[Layout annotation records]
---*---
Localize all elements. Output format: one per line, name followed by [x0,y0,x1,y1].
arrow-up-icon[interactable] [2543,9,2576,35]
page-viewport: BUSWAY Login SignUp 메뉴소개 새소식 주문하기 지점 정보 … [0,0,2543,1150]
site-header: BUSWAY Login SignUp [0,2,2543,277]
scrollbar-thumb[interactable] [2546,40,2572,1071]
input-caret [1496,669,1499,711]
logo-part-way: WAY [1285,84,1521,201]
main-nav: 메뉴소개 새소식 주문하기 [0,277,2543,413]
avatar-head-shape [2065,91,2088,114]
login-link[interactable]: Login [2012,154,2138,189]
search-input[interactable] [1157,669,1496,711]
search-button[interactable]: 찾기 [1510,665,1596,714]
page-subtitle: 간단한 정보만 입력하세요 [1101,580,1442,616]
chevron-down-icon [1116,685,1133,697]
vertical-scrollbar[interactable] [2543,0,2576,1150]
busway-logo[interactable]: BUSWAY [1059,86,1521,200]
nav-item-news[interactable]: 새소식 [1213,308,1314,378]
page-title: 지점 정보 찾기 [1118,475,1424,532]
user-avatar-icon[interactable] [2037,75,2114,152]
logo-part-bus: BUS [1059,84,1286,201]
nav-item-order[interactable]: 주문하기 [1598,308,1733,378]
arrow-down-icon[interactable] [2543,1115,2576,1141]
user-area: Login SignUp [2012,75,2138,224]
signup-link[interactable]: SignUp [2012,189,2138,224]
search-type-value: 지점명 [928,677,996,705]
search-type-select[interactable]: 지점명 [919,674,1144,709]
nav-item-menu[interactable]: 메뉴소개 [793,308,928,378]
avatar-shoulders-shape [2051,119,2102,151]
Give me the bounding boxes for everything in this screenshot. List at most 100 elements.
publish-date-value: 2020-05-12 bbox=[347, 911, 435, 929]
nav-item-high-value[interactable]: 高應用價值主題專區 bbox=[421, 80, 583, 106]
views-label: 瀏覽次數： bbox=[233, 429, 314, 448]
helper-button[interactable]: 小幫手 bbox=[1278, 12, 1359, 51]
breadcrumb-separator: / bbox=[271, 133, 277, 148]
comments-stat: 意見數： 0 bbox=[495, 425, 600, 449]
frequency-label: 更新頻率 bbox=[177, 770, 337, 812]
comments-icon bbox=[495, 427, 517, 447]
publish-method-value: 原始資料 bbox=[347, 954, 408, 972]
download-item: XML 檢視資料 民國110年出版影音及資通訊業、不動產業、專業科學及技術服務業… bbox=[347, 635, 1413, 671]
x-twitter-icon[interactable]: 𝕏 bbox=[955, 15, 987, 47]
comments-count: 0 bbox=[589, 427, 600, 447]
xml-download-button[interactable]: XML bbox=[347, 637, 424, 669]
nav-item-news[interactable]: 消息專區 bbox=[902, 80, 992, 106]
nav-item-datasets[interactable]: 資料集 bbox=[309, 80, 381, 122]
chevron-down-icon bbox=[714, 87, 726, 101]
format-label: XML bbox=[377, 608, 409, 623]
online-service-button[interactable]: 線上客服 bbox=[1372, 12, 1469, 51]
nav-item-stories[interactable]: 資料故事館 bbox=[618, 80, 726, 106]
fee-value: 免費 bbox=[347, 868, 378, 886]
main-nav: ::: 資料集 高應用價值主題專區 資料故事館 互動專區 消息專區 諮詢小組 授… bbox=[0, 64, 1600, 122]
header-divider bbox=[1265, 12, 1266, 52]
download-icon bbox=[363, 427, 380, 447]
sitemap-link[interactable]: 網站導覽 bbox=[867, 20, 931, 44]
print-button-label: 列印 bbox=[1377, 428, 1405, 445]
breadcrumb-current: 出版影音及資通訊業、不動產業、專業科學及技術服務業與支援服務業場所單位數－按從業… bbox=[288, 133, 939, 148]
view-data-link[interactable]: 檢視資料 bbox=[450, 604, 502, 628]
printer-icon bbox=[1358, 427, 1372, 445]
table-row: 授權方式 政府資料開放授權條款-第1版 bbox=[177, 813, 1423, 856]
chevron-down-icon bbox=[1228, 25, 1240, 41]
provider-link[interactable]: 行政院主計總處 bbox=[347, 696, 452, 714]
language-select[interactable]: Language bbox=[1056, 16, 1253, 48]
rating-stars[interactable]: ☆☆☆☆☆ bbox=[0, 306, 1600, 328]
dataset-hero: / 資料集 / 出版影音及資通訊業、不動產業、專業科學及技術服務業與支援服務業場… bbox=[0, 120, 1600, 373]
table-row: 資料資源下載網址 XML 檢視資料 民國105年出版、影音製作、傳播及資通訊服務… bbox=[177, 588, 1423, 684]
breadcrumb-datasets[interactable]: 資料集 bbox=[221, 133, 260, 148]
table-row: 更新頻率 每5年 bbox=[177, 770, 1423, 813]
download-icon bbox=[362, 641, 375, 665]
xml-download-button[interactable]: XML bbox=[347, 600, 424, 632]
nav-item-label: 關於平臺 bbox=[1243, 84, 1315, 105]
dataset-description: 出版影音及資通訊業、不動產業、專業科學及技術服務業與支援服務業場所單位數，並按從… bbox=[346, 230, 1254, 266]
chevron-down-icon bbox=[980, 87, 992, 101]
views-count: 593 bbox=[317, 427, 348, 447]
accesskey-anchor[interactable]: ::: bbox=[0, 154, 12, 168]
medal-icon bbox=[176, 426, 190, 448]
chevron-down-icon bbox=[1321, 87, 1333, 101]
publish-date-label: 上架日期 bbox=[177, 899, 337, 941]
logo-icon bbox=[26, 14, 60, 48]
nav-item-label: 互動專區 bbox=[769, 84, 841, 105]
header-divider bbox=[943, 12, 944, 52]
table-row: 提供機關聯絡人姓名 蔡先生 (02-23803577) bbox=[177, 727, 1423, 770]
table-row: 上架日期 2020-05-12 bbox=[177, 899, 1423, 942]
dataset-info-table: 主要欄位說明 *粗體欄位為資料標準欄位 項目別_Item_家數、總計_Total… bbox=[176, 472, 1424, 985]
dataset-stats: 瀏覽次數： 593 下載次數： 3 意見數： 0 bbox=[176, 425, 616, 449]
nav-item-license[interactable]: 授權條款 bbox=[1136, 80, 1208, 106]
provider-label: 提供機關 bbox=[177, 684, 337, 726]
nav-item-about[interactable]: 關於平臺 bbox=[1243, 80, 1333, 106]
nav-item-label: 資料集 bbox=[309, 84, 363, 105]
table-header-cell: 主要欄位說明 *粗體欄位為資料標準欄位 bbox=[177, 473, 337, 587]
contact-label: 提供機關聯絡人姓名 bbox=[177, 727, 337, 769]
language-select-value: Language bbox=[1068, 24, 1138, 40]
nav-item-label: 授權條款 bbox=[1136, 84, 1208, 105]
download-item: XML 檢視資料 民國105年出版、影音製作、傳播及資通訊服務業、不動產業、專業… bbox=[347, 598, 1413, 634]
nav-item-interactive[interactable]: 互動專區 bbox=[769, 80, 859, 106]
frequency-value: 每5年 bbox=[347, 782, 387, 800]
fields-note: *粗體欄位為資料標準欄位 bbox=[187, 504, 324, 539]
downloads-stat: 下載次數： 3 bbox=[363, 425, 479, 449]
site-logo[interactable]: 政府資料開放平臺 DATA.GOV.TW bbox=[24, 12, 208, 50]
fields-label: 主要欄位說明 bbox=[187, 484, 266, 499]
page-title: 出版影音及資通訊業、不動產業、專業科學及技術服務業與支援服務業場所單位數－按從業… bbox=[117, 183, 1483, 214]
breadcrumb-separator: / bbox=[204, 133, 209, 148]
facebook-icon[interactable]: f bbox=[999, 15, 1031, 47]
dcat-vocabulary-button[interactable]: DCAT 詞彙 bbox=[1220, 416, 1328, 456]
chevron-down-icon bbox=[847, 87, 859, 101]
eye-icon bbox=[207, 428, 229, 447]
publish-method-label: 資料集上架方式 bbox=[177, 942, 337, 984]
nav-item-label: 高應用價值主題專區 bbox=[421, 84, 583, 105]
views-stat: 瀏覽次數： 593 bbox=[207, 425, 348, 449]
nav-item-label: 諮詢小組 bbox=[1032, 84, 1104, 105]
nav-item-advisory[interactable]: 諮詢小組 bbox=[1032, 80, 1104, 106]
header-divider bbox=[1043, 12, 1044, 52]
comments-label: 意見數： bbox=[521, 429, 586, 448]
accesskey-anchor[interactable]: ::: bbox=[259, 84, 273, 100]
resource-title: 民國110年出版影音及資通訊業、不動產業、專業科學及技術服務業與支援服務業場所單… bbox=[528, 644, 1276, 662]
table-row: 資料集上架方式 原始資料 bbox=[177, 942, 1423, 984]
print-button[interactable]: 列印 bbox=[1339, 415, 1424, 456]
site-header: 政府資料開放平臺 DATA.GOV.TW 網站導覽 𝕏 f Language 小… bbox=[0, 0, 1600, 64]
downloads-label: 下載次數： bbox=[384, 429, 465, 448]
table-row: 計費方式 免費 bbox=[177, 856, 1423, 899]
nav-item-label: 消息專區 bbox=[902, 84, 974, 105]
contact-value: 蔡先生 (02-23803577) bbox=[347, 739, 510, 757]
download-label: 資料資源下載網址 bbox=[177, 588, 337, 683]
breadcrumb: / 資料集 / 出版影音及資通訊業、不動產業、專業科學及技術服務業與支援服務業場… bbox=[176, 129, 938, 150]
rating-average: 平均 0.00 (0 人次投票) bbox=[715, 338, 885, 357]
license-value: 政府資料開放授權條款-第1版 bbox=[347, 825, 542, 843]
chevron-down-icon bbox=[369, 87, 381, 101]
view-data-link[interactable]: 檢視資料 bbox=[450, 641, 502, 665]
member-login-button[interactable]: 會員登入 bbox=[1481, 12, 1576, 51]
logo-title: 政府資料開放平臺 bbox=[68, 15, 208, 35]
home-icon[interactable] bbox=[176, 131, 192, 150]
---*---
- **Exercise objective**: Copy every row above that contains the string "諮詢小組".

- **Result of the exercise**:
main-nav: ::: 資料集 高應用價值主題專區 資料故事館 互動專區 消息專區 諮詢小組 授… bbox=[0, 64, 1600, 122]
nav-item-label: 諮詢小組 bbox=[1032, 84, 1104, 105]
nav-item-advisory[interactable]: 諮詢小組 bbox=[1032, 80, 1104, 106]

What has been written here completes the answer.